(Given task A) According to the article on Mean Street and Gifford Park, what is the title of the group's debut album?
(Given task B) In the records, write out the lines from the one holding "panel-c-title: Fat-free mass" through the one holding "svg-text:2: 2 [202,451,210,467]", inclusive, with "Week" swapped for "Day" and nothing else changed. Give only those lines.
--- START OF Selected excerpt ---
By Jacob Zlomke
On a warm spring evening in April, two children ride bikes with training wheels along Gifford Park’s perimeter.
On Omaha’s 33rd Street, between California and Cass, there’s California Tacos and More, Marrakech Gourmet, Community Bike Shop and California Bar. Just around the corner, on California, sits Selena’s Market. Just south of Marrakech, the 102-year-old park, for which its neighborhood is named, stretches diagonally across five blocks.
On April 2, Cass Gas n Shop, across 33rd street from the park, was robbed with firearms. Over the last month, 26 crimes have been reported in the area, four of them violent. Across neighborhood averages in Omaha, the number is neither particularly high nor low.
Adam Haug, stage name Haunted Gauntlet, remembers when the Gas n Shop robbery occurred. Half a block from his house on Cass Street, he frequents the gas station nearly every day.
Haug, the producer for Omaha hip-hop group Mean Street — stylized M34N STR33T for the block between 33rd and 34th streets in the Gifford Park neighborhood where much of the group’s creation happens — doesn’t see Gifford Park’s criminal record as a the whole picture of the neighborhood, though.
Mean Street releases its debut album, Mutants of Omaha, at the Slowdown tomorrow night with Sean Pratt and the Sweats, Borealis and BOTH.
Haug doesn’t deny that Gifford Park has historically had its share of problems. Haug cites “Violent” by the Faint, whose frontman Todd Fink lives next door to Haug, from 2001’s Danse Macabre which partially details gun violence on the block. But to call it a violent or bad neighborhood would be to oversimplify.
“There’s a large demographic of people that are struggling financially and people that have huge houses a couple blocks away. You have every type of person. Every race, every age range, a lot of college kids, families. There is a lot of stuff happening right here and it’s mostly positive,” Haug says of Gifford Park. “It gets a bad rap for being a poor neighborhood. There’s been a history in this neighborhood of things happening that are maybe crime related.”
As authorities on Gifford Park go, the members of Mean Street are probably as reliable as they come. Haug says he’s lived in four different houses in the neighborhood over the last few years. He names a laundry list of friends and acquaintances who grace the surrounding blocks. Conchance, aka Brenton Gomez, the group’s rapper, lives just outside of Gifford Park, on the south side of Dodge Street, the neighborhood’s approximate southern border.
Mean Street wears Gifford Park, Midtown, Omaha on its collective sleeve and literally in its name, for all the neighborhood’s better and worse.
The final track on Mutants, “Scottie Pippen’s Right Kn33,” begins with a shoutout from Gomez, “It’s a beautiful day in Gifford Park,” over a sunny piano riff.
“This neighborhood,” Gomez says, “ten years ago, five years ago, it was fucked up. But things are getting a lot better.”
But without Gifford Park’s hiccups and imperfections, it wouldn’t be home to M34N STR33T. It wouldn’t be the Gifford Park that inhabits the background of Mutants of Omaha like a specter: noticeably present but hard to see.
courtesy photo
Take the Mean Street out of Gifford Park and into a different neighborhood, the suburbs out west or the slightly more developed Benson or downtown, for instance, and you get a group surrounded by, and so concerned with, different ideals. Take the Gifford Park out of Mean Street and you get an album with a less cohesive vision, lacking the psychological geographic glue that ties Mutants together.
--- END OF Selected excerpt ---
--- START OF Available data ---
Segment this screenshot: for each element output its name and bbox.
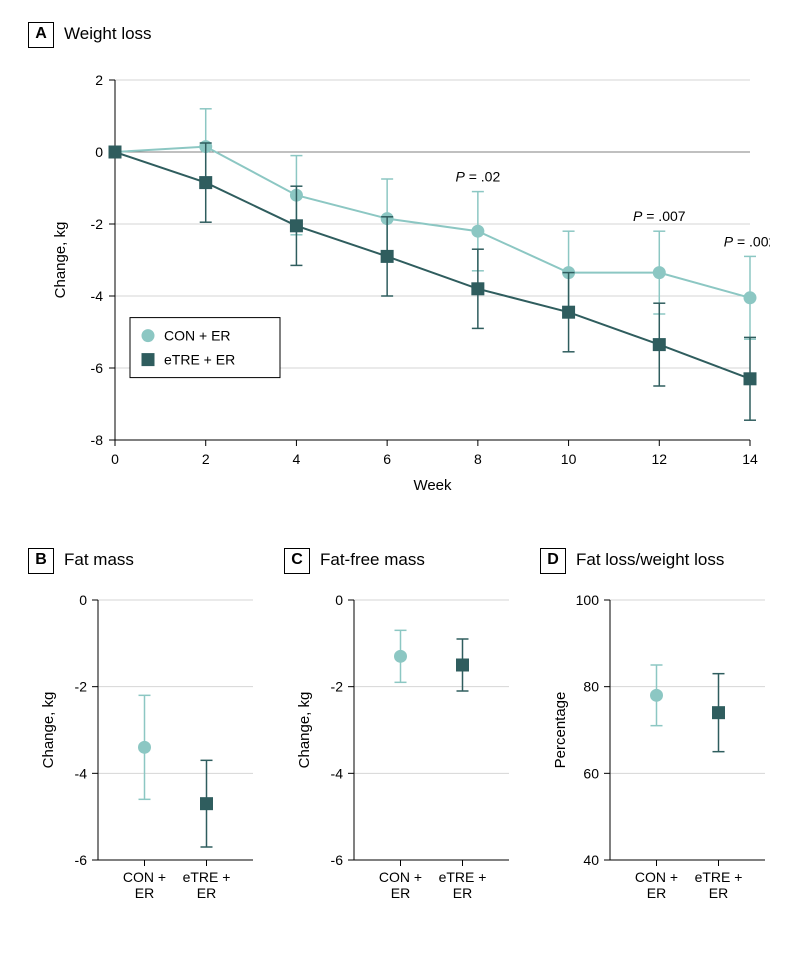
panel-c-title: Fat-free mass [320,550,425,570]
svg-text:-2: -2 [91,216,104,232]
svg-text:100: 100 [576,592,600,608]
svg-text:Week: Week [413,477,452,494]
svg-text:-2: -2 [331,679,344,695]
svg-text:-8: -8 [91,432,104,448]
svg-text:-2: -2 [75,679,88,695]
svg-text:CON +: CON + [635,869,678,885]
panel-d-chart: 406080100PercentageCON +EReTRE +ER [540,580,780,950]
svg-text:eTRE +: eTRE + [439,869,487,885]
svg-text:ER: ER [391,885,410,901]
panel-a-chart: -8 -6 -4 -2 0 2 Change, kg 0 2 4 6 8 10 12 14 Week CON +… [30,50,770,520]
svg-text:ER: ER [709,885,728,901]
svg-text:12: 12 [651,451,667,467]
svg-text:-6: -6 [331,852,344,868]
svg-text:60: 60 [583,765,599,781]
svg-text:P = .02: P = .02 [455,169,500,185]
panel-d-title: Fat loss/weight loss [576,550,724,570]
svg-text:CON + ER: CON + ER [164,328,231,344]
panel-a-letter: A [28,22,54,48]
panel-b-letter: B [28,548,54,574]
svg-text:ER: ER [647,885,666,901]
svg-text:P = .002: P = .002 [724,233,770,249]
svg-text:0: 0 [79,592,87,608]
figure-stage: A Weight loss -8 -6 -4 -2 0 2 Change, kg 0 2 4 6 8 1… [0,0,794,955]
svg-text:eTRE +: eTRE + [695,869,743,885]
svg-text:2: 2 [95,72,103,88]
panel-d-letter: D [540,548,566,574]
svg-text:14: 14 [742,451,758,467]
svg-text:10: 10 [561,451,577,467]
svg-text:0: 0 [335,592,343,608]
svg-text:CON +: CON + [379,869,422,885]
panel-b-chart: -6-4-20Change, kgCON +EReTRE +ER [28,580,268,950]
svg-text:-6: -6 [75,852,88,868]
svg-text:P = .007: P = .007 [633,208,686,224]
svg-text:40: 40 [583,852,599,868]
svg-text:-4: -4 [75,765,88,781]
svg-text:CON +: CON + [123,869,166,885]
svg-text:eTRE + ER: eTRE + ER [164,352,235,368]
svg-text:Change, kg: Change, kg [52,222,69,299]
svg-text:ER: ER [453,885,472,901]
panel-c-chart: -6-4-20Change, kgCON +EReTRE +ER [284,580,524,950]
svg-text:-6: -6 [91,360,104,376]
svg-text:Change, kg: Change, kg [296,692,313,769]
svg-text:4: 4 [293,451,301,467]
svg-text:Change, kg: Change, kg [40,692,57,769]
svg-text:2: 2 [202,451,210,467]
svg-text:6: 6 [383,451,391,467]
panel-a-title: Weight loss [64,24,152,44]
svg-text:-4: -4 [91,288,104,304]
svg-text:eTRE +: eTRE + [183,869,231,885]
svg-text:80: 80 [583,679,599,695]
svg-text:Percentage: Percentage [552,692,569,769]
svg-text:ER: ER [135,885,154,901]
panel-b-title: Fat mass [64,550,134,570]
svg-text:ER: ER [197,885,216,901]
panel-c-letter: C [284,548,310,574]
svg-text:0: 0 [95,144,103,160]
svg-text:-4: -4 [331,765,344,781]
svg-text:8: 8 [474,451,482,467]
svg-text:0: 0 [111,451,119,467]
--- END OF Available data ---
(Reply A) Mutants of Omaha

(Reply B)
panel-c-title: Fat-free mass [320,550,425,570]
svg-text:-2: -2 [91,216,104,232]
svg-text:100: 100 [576,592,600,608]
svg-text:Day: Day [413,477,452,494]
svg-text:-2: -2 [331,679,344,695]
svg-text:-8: -8 [91,432,104,448]
svg-text:-2: -2 [75,679,88,695]
svg-text:CON +: CON + [635,869,678,885]
panel-d-chart: 406080100PercentageCON +EReTRE +ER [540,580,780,950]
svg-text:eTRE +: eTRE + [439,869,487,885]
svg-text:ER: ER [391,885,410,901]
panel-a-chart: -8 -6 -4 -2 0 2 Change, kg 0 2 4 6 8 10 12 14 Day CON +… [30,50,770,520]
svg-text:ER: ER [709,885,728,901]
svg-text:12: 12 [651,451,667,467]
svg-text:-6: -6 [331,852,344,868]
svg-text:60: 60 [583,765,599,781]
svg-text:P = .02: P = .02 [455,169,500,185]
panel-d-title: Fat loss/weight loss [576,550,724,570]
svg-text:CON + ER: CON + ER [164,328,231,344]
panel-a-letter: A [28,22,54,48]
panel-b-letter: B [28,548,54,574]
svg-text:ER: ER [647,885,666,901]
svg-text:P = .002: P = .002 [724,233,770,249]
svg-text:0: 0 [79,592,87,608]
figure-stage: A Weight loss -8 -6 -4 -2 0 2 Change, kg 0 2 4 6 8 1… [0,0,794,955]
svg-text:eTRE +: eTRE + [695,869,743,885]
svg-text:2: 2 [95,72,103,88]
panel-d-letter: D [540,548,566,574]
svg-text:14: 14 [742,451,758,467]
svg-text:10: 10 [561,451,577,467]
svg-text:0: 0 [335,592,343,608]
svg-text:CON +: CON + [379,869,422,885]
panel-b-chart: -6-4-20Change, kgCON +EReTRE +ER [28,580,268,950]
svg-text:-6: -6 [75,852,88,868]
svg-text:P = .007: P = .007 [633,208,686,224]
svg-text:40: 40 [583,852,599,868]
svg-text:-4: -4 [75,765,88,781]
svg-text:CON +: CON + [123,869,166,885]
svg-text:eTRE + ER: eTRE + ER [164,352,235,368]
svg-text:Change, kg: Change, kg [52,222,69,299]
svg-text:ER: ER [453,885,472,901]
panel-c-chart: -6-4-20Change, kgCON +EReTRE +ER [284,580,524,950]
svg-text:-6: -6 [91,360,104,376]
svg-text:Change, kg: Change, kg [296,692,313,769]
svg-text:4: 4 [293,451,301,467]
svg-text:Change, kg: Change, kg [40,692,57,769]
svg-text:2: 2 [202,451,210,467]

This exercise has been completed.